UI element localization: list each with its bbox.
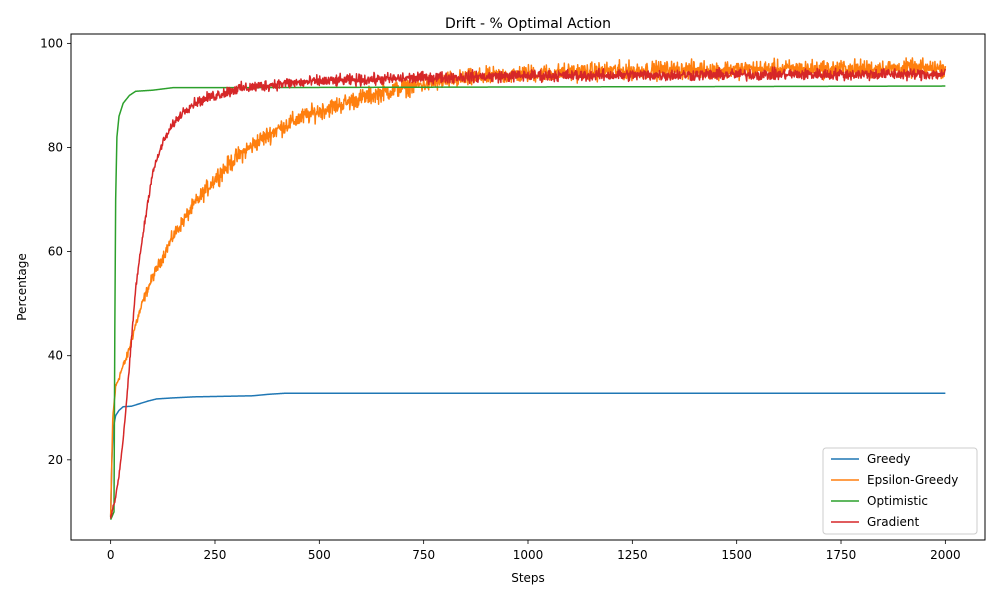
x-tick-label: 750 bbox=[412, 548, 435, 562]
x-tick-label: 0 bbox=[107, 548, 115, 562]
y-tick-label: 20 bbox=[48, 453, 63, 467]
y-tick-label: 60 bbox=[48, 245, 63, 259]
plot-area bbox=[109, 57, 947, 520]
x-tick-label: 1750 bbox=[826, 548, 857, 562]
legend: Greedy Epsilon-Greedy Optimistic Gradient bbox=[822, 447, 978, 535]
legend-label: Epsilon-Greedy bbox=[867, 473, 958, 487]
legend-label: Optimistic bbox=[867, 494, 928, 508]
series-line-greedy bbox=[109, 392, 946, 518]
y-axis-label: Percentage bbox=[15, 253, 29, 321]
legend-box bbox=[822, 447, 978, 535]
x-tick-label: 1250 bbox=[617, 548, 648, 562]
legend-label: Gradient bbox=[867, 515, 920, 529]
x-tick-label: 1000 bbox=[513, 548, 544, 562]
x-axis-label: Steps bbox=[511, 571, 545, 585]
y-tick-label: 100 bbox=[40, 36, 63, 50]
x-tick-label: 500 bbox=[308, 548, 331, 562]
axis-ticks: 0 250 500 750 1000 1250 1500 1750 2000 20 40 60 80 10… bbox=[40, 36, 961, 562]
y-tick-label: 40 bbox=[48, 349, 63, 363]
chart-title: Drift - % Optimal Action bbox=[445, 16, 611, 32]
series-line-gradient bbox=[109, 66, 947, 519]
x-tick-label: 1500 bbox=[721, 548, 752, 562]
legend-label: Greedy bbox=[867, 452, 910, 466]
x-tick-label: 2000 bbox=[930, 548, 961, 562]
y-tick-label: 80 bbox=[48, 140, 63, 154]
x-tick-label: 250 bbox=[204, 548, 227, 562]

--------------------------------

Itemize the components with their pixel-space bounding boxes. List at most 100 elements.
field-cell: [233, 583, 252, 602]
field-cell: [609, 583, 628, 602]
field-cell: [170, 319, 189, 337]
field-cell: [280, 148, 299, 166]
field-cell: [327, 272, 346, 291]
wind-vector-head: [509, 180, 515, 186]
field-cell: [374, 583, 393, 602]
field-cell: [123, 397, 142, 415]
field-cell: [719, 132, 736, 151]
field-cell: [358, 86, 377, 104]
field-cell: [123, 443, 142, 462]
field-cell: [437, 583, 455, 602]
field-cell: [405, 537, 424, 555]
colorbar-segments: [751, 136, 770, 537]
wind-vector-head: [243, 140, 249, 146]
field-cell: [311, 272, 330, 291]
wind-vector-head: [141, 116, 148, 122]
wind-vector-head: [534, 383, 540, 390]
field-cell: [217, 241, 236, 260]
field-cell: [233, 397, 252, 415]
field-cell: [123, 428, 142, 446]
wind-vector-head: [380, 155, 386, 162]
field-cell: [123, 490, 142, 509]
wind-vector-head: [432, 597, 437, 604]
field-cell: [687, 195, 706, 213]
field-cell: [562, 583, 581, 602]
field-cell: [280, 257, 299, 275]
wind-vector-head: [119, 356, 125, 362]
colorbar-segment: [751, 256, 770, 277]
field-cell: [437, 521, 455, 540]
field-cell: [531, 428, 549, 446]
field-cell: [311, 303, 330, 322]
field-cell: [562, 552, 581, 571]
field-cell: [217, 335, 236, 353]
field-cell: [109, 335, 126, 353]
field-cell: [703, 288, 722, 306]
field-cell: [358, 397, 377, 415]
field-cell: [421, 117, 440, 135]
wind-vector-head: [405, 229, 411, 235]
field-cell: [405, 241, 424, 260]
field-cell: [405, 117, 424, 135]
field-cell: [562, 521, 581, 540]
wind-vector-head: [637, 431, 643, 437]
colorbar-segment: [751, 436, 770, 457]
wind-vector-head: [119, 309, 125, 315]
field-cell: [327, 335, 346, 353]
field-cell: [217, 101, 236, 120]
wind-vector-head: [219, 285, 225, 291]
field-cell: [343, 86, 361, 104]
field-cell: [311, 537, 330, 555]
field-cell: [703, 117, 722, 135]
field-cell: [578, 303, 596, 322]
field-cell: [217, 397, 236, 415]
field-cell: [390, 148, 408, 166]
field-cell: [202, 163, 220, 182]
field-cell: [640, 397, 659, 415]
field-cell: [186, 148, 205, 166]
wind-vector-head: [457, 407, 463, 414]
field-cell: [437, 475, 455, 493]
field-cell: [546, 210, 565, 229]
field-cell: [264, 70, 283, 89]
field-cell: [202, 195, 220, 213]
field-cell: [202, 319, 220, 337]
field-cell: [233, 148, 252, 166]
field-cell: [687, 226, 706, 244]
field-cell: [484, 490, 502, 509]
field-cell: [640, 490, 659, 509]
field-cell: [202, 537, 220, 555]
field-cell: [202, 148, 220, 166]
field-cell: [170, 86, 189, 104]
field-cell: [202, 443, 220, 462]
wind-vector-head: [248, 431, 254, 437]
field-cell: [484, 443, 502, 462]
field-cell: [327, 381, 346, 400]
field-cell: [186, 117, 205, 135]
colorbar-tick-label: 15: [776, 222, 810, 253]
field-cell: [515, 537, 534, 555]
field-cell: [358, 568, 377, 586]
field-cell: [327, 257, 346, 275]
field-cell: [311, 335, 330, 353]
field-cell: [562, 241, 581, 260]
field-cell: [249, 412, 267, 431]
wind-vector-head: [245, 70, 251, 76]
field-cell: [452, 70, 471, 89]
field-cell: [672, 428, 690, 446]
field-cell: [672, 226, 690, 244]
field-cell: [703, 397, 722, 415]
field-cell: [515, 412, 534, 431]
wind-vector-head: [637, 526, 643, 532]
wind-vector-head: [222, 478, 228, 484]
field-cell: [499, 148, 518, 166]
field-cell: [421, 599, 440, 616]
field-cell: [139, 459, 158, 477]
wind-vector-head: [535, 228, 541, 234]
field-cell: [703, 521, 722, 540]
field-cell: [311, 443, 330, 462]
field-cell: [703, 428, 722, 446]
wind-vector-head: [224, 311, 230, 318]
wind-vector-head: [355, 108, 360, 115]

--------------------------------

Problem =>
Copy out the lines from the one holding "Itemize the components" through the one holding "field-cell: [327, 272, 346, 291]", inclusive, replacing "field-cell" with "grid-cell" and changing nothing else.

Result below =>
Itemize the components with their pixel-space bounding boxes. List at most 100 elements.
grid-cell: [233, 583, 252, 602]
grid-cell: [609, 583, 628, 602]
grid-cell: [170, 319, 189, 337]
grid-cell: [280, 148, 299, 166]
grid-cell: [327, 272, 346, 291]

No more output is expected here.